What you need to do:
Collect every line of the rows below that contains the string "bbox", and copy each of those lines in full. Matching is case-sensitive.

Element position data:

-=-=-=-=-

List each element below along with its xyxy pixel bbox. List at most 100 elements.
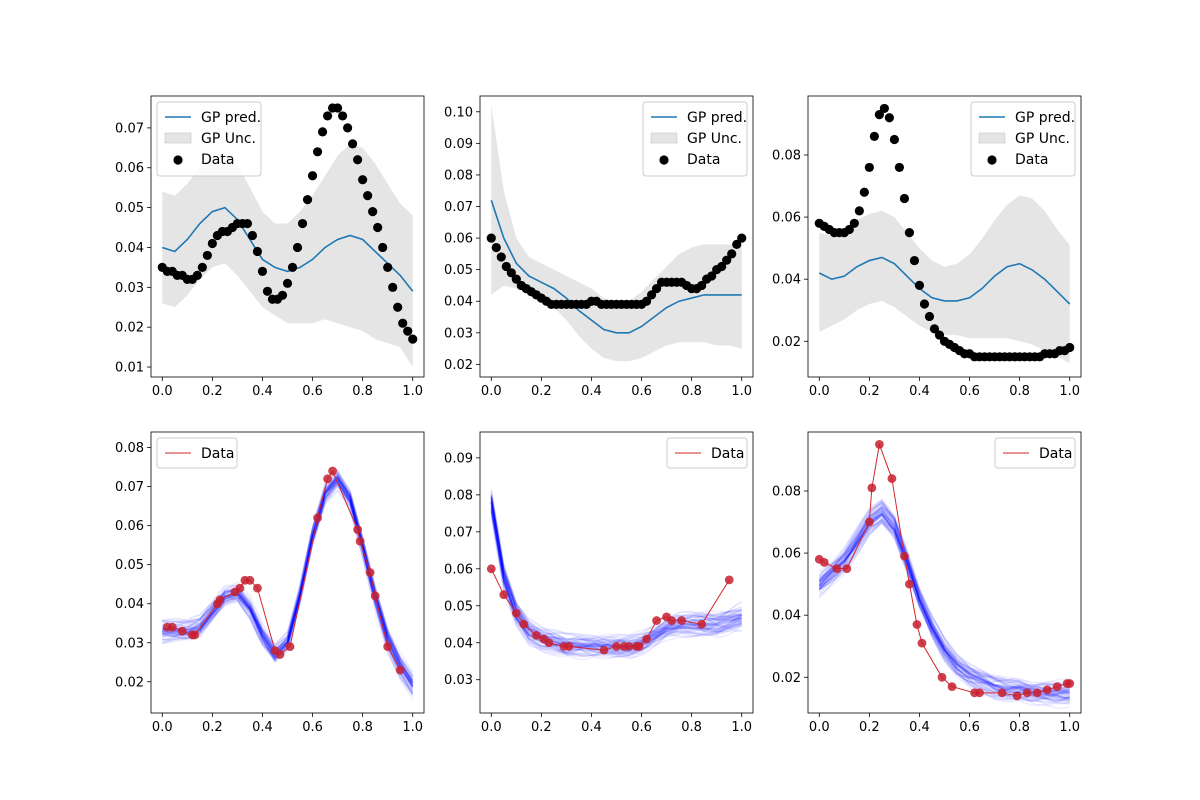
subplot-top-left: 0.0 0.2 0.4 0.6 0.8 1.0 0.01 0.02 0.03 0.04 0.05 0.… xyxy=(115,95,425,399)
data-point xyxy=(889,134,900,145)
data-point xyxy=(358,175,368,185)
plot-area xyxy=(157,103,418,368)
subplot-bottom-left: 0.0 0.2 0.4 0.6 0.8 1.0 0.02 0.03 0.04 0.05 0.06 0.… xyxy=(115,431,425,735)
y-tick-label: 0.04 xyxy=(115,241,144,256)
posterior-sample-line xyxy=(162,478,414,687)
y-tick-label: 0.04 xyxy=(772,273,801,288)
posterior-sample-line xyxy=(818,519,1070,692)
y-tick-label: 0.03 xyxy=(444,326,473,341)
axes-frame xyxy=(150,95,425,378)
y-tick-label: 0.03 xyxy=(115,281,144,296)
y-tick-label: 0.01 xyxy=(115,361,144,376)
y-tick-label: 0.06 xyxy=(444,232,473,247)
posterior-sample-line xyxy=(490,501,742,654)
x-tick-label: 0.0 xyxy=(152,384,173,399)
data-point xyxy=(914,280,925,291)
x-tick-label: 0.6 xyxy=(631,384,652,399)
subplot-bottom-right: 0.0 0.2 0.4 0.6 0.8 1.0 0.02 0.04 0.06 0.08 Data xyxy=(772,431,1082,735)
legend-label-gp-pred: GP pred. xyxy=(687,110,747,126)
data-point xyxy=(355,536,365,546)
y-tick-label: 0.02 xyxy=(115,321,144,336)
y-tick-label: 0.06 xyxy=(772,211,801,226)
posterior-sample-line xyxy=(162,477,414,678)
x-tick-label: 0.2 xyxy=(531,720,552,735)
plot-area xyxy=(814,103,1075,364)
posterior-sample-line xyxy=(490,499,742,654)
gp-prediction-line xyxy=(818,256,1071,305)
x-tick-label: 0.0 xyxy=(481,720,502,735)
posterior-sample-line xyxy=(818,517,1070,706)
data-point xyxy=(378,242,388,253)
x-tick-label: 0.6 xyxy=(959,720,980,735)
legend: GP pred. GP Unc. Data xyxy=(156,101,262,177)
y-tick-label: 0.08 xyxy=(444,168,473,183)
data-point xyxy=(403,326,413,336)
data-point xyxy=(697,619,707,629)
data-point xyxy=(511,608,521,618)
data-point xyxy=(844,224,854,235)
posterior-sample-line xyxy=(818,521,1071,701)
legend-box xyxy=(642,101,748,177)
data-point xyxy=(383,262,393,272)
data-point xyxy=(727,249,737,259)
data-point xyxy=(242,218,253,229)
legend-label-gp-unc: GP Unc. xyxy=(201,131,256,147)
data-point xyxy=(934,330,945,340)
axes-frame xyxy=(479,431,754,714)
data-point xyxy=(1052,682,1062,692)
y-tick-label: 0.02 xyxy=(772,671,801,686)
data-point xyxy=(652,616,661,625)
data-point xyxy=(192,270,202,280)
data-point xyxy=(832,564,842,574)
subplot-grid: 0.0 0.2 0.4 0.6 0.8 1.00.010.020.030.040.050.… xyxy=(115,95,1082,735)
posterior-sample-line xyxy=(818,502,1071,693)
legend-label-gp-unc: GP Unc. xyxy=(1015,131,1070,147)
legend: GP pred. GP Unc. Data xyxy=(642,101,748,177)
data-point xyxy=(864,162,874,173)
posterior-sample-line xyxy=(490,500,742,652)
gp-uncertainty-band xyxy=(162,143,413,368)
data-point xyxy=(1032,688,1042,698)
y-tick-label: 0.04 xyxy=(772,609,801,624)
posterior-sample-line xyxy=(818,506,1070,701)
data-point xyxy=(343,123,353,133)
data-point xyxy=(732,239,742,249)
data-point xyxy=(486,233,496,243)
legend-data-swatch xyxy=(987,155,997,165)
data-point xyxy=(869,131,879,141)
x-tick-label: 0.4 xyxy=(581,720,602,735)
legend-data-swatch xyxy=(173,155,183,165)
legend-box xyxy=(666,437,748,469)
x-tick-label: 1.0 xyxy=(1059,384,1080,399)
data-point xyxy=(408,334,418,344)
data-point xyxy=(302,195,313,205)
data-point xyxy=(737,233,747,243)
y-tick-label: 0.06 xyxy=(115,519,144,534)
data-point xyxy=(707,271,717,281)
data-point xyxy=(167,622,177,632)
posterior-sample-line xyxy=(162,488,414,681)
data-point xyxy=(722,255,732,265)
x-tick-label: 0.2 xyxy=(202,720,223,735)
legend-label-gp-pred: GP pred. xyxy=(201,110,261,126)
data-point xyxy=(641,296,652,306)
posterior-sample-line xyxy=(818,502,1070,701)
y-tick-label: 0.07 xyxy=(444,200,473,215)
x-tick-label: 0.4 xyxy=(252,720,273,735)
posterior-sample-line xyxy=(818,520,1070,703)
posterior-sample-line xyxy=(162,481,414,689)
y-tick-label: 0.05 xyxy=(444,599,473,614)
data-point xyxy=(499,590,509,600)
data-point xyxy=(388,282,398,292)
data-point xyxy=(1042,685,1052,695)
data-point xyxy=(819,558,829,567)
legend-label-data: Data xyxy=(201,446,234,462)
legend-label-gp-unc: GP Unc. xyxy=(687,131,742,147)
x-tick-label: 0.6 xyxy=(959,384,980,399)
axes-frame xyxy=(479,95,754,378)
data-point xyxy=(253,583,262,593)
posterior-sample-line xyxy=(161,480,414,693)
data-point xyxy=(282,278,293,288)
y-tick-label: 0.10 xyxy=(444,105,473,120)
posterior-sample-line xyxy=(490,510,742,657)
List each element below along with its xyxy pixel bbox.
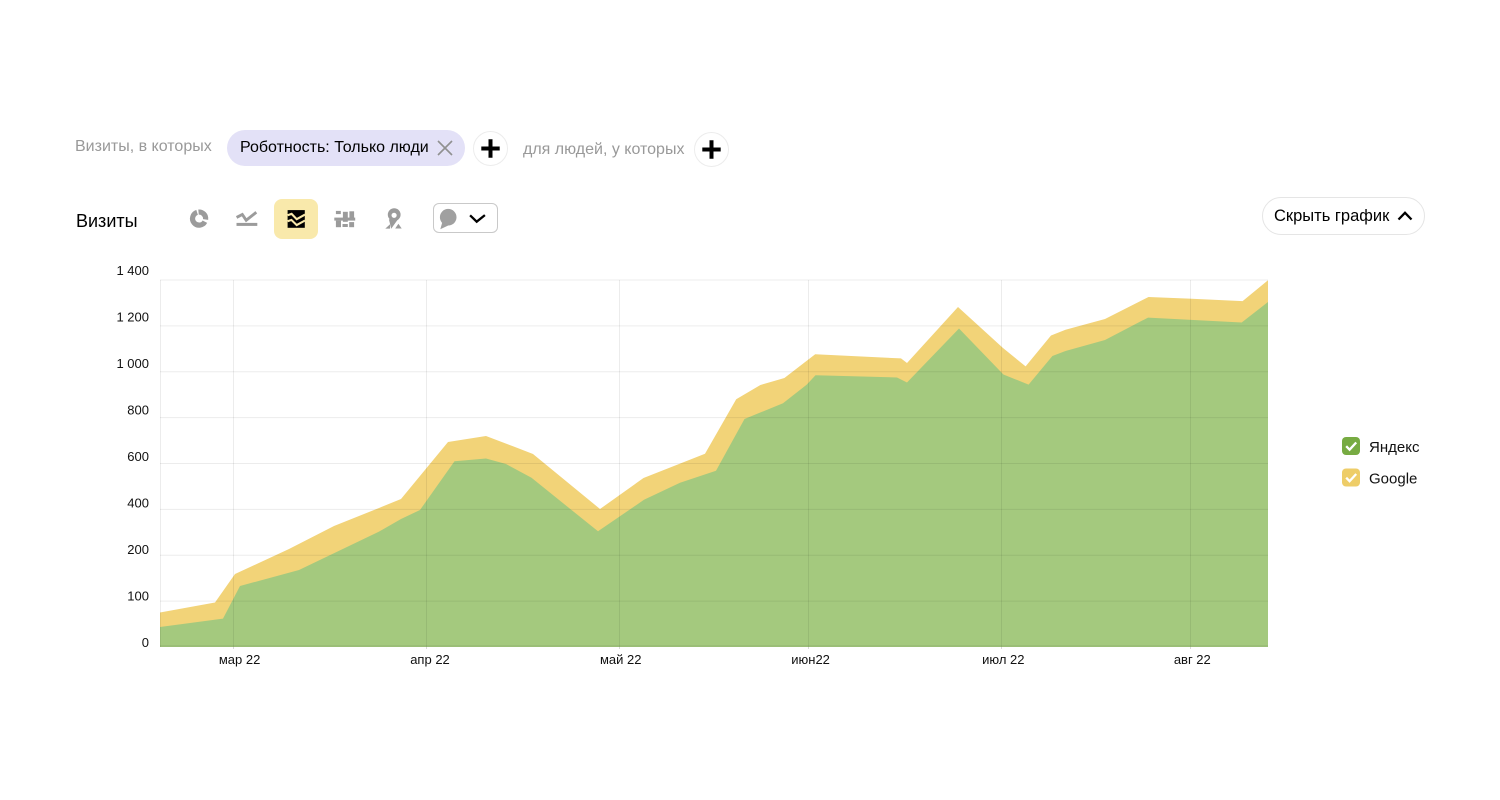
svg-text:апр 22: апр 22 [410,652,450,667]
svg-text:май 22: май 22 [600,652,642,667]
svg-text:0: 0 [142,635,149,650]
svg-text:400: 400 [127,496,149,511]
svg-text:июл 22: июл 22 [982,652,1024,667]
svg-text:100: 100 [127,589,149,604]
svg-text:Яндекс: Яндекс [1369,439,1420,456]
svg-text:1 000: 1 000 [116,356,149,371]
svg-text:800: 800 [127,403,149,418]
svg-text:200: 200 [127,542,149,557]
svg-text:1 200: 1 200 [116,310,149,325]
svg-text:1 400: 1 400 [116,263,149,278]
svg-text:июн22: июн22 [791,652,830,667]
svg-text:авг 22: авг 22 [1174,652,1211,667]
svg-text:мар 22: мар 22 [219,652,260,667]
svg-text:600: 600 [127,449,149,464]
svg-text:Google: Google [1369,470,1417,487]
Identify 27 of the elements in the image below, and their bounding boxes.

-=-=-=-=-

Solved exercise:
List each element below along with its xyxy pixel bbox. List at most 100 elements.
List each element below along with its xyxy pixel bbox.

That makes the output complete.